▶ Texte cité:

============

3.2. L’occupation du territoire urbain : les paroisses, leurs églises-mères, et quelques établissements périphériques

A l’intérieur ou non d’une enceinte urbaine, les textes mentionnent, on l’a vu plus haut, au moins deux oratoires dans Tournus. Par ailleurs, l’existence de véritables paroisses est attestée par le droit de nomination qu’y exercent les abbés. Regardons maintenant ces éléments comme composantes du territoire urbain.

Il semble qu’il y ait eu seulement deux paroisses à l’intérieur du bourg : elles ont justement pour siège les deux églises déjà citées - au XIIIe s. en tous cas de façon sûre. Un pouillé de l’abbaye vient le confirmer en 1623, qui compte à Tournus même les deux seules cures de Saint-André et de Sainte-Marie-Magdeleine - alias « sanctae Mariae de Castro »871. Il faut cependant leur ajouter une paroisse extérieure, dont le siège est à Lambres, mais qui doit s’avancer aux marches de l’agglomération.

Le « Châtel » n’apparaît comme paroisse qu’en 1215, et son siège est explicitement situé dans l’église Sainte-Marie en 1297. Au début du XVe s. au plus tard, le vocable de « Sainte-Marie-Madeleine » supplante celui de « Sainte-Marie »872.

Le vocable de Saint-André, lui, n’émerge qu’en 1119 : mais la bulle qui le mentionne utilise à son endroit le terme d’« ecclesia », et non de « capella », réservé à de simples chapelles ; en outre, c’est le seul sanctuaire retenu à l’intérieur de la ville comme appartenance de l’abbaye873. En tous cas, le traité de 1215 confirme explicitement sa fonction : même s’il désigne son desservant comme simple « chapelain  » (« Philippum capellanum S. Andreae »), il parle sans ambiguïté, à deux reprises, de la « messe paroissiale » (« missam Parrochialem ») - ainsi que des mariages et autres cérémonies dignes des compétences d’une paroisse urbaine.

Quant à la paroisse de Lambres, dont l’abbaye possède le village éponyme depuis le XIe s. au moins, elle n’est citée comme « parocchia » qu’en 1270874.

============

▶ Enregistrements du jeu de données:
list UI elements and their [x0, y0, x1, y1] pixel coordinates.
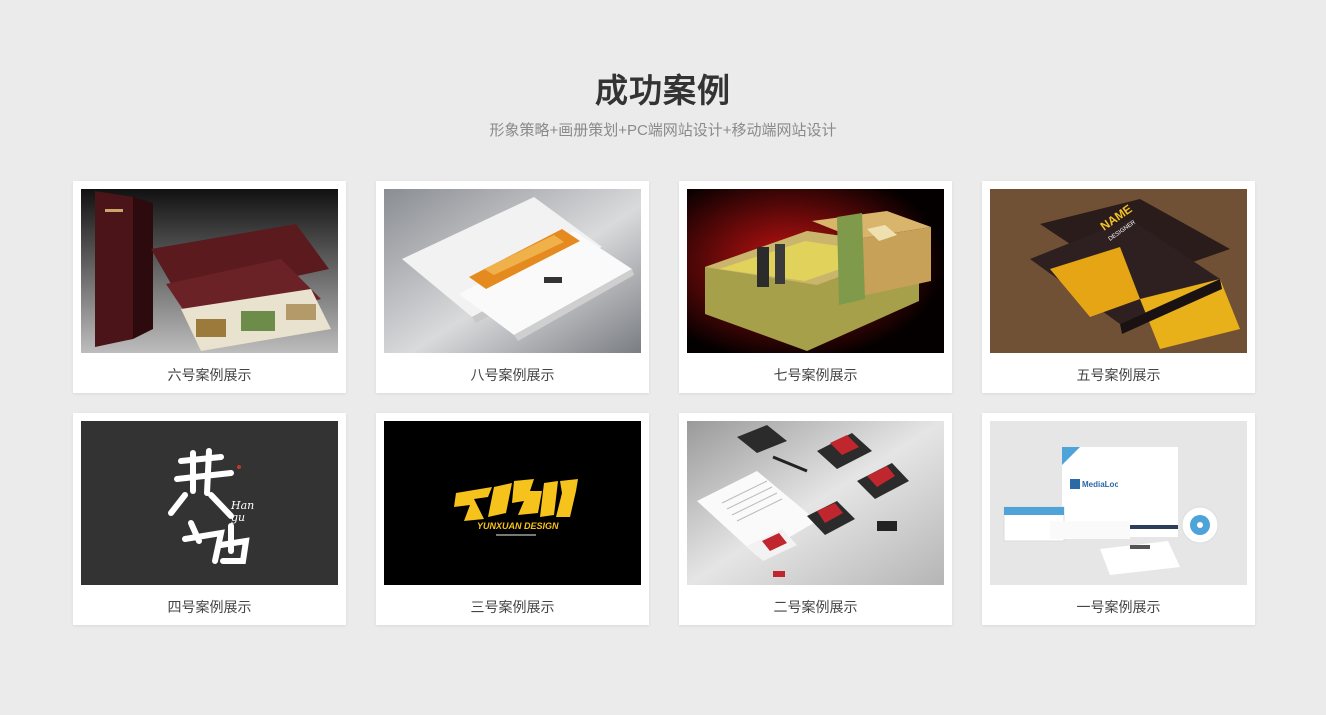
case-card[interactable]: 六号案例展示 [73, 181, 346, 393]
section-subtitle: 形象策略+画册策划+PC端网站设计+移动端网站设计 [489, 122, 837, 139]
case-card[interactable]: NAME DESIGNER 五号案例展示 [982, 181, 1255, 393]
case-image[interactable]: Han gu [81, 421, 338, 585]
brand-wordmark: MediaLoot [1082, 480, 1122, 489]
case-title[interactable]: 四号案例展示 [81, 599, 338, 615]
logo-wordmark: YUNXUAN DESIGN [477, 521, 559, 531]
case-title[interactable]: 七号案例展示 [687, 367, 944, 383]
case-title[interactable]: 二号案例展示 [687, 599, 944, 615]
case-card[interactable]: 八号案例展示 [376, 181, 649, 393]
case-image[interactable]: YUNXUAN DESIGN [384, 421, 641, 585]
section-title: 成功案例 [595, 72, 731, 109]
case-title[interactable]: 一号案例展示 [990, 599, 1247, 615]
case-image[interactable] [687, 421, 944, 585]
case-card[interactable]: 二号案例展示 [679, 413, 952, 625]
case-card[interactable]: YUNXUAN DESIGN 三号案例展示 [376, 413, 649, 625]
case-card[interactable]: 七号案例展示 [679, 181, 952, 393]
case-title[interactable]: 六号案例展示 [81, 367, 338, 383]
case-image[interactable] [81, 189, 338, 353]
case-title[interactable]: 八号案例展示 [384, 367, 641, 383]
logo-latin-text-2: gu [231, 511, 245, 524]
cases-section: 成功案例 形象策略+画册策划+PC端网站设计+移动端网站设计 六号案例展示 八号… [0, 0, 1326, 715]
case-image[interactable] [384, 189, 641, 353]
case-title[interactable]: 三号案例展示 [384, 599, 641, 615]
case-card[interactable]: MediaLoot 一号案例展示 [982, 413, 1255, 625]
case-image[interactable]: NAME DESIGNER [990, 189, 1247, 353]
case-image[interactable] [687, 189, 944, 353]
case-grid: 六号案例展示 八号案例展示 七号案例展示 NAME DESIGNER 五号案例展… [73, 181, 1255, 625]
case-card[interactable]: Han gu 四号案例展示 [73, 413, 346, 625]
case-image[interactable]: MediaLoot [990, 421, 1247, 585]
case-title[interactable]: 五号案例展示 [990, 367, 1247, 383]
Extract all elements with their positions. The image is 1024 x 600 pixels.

============

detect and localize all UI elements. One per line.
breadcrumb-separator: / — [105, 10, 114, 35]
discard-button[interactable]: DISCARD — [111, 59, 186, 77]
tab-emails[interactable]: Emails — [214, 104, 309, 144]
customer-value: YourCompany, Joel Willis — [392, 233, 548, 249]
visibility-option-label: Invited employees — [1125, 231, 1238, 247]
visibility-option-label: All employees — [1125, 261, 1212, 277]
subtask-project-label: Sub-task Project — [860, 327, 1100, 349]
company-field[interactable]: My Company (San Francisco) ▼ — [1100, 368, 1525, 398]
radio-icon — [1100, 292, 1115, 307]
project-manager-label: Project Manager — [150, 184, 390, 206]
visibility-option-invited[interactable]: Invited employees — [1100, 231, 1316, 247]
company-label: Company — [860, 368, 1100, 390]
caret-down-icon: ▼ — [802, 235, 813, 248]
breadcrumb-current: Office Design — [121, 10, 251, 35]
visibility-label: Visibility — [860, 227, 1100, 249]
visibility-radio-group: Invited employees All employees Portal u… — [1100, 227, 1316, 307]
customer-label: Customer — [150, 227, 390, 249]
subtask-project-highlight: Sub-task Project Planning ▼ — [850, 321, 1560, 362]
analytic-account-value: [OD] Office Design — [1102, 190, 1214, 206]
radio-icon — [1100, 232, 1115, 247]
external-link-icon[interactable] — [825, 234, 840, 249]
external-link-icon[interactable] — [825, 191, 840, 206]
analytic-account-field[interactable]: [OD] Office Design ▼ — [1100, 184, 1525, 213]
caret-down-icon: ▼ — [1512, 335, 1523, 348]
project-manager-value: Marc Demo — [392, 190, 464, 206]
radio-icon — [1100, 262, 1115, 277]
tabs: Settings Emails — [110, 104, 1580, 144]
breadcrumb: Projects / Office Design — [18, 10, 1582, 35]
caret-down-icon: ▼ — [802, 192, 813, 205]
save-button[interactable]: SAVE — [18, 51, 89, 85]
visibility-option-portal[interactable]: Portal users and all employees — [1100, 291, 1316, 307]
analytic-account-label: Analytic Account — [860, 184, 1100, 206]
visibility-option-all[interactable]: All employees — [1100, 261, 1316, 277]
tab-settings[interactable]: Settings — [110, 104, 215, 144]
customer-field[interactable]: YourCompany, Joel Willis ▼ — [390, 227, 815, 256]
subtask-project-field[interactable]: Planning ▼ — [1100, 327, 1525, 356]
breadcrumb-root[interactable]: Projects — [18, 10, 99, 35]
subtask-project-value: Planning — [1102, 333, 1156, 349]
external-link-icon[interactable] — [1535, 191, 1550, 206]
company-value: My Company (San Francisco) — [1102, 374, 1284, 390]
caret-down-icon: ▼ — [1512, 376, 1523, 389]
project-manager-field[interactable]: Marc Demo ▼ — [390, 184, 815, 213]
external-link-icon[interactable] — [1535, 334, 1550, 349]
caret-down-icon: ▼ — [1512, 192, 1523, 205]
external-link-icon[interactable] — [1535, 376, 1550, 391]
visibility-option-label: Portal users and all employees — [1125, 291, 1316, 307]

============

▶ Défis:
1. Pour chaque affirmation, dites si elle concorde avec le texte sur les paroisses de Tournus : répondez par oui ou par non et citez à l'identique les mots du texte qui tranchent. (a) Le pouillé de 1623 compte trois cures à Tournus même. (b) Le « Châtel » apparaît comme paroisse en 1215. (c) La bulle de 1119 désigne Saint-André par le terme « capella ».
2. Poursuivez, s'il vous plaît, le texte sur les paroisses de Tournus à partir de sa dernière phrase.

▶ Problèmes résolus:
1.
(a) Non : « compte à Tournus même les deux seules cures de Saint-André et de Sainte-Marie-Magdeleine ».
(b) Oui : « Le « Châtel » n’apparaît comme paroisse qu’en 1215 ».
(c) Non : « utilise à son endroit le terme d’« ecclesia », et non de « capella » ».

2.
Faisons son sort ici à l’évocation, dans le texte de 1215, d’un prêtre « de la Pêcherie » (« Landrici de Piscaria sacerdotis »), qui pourrait suggérer l’existence d’une autre paroisse en bord de Saône. Aucune allusion n’est jamais faite dans aucun autre texte à cette éventualité - ni même au moindre oratoire dans ce secteur : en 1215, le prêtre Landric n’est-il pas simplement originaire de ce quartier ?

Aucune de ces données on le voit n’est bien précoce : les textes sont presque muets sur ce sujet pour le XIe s.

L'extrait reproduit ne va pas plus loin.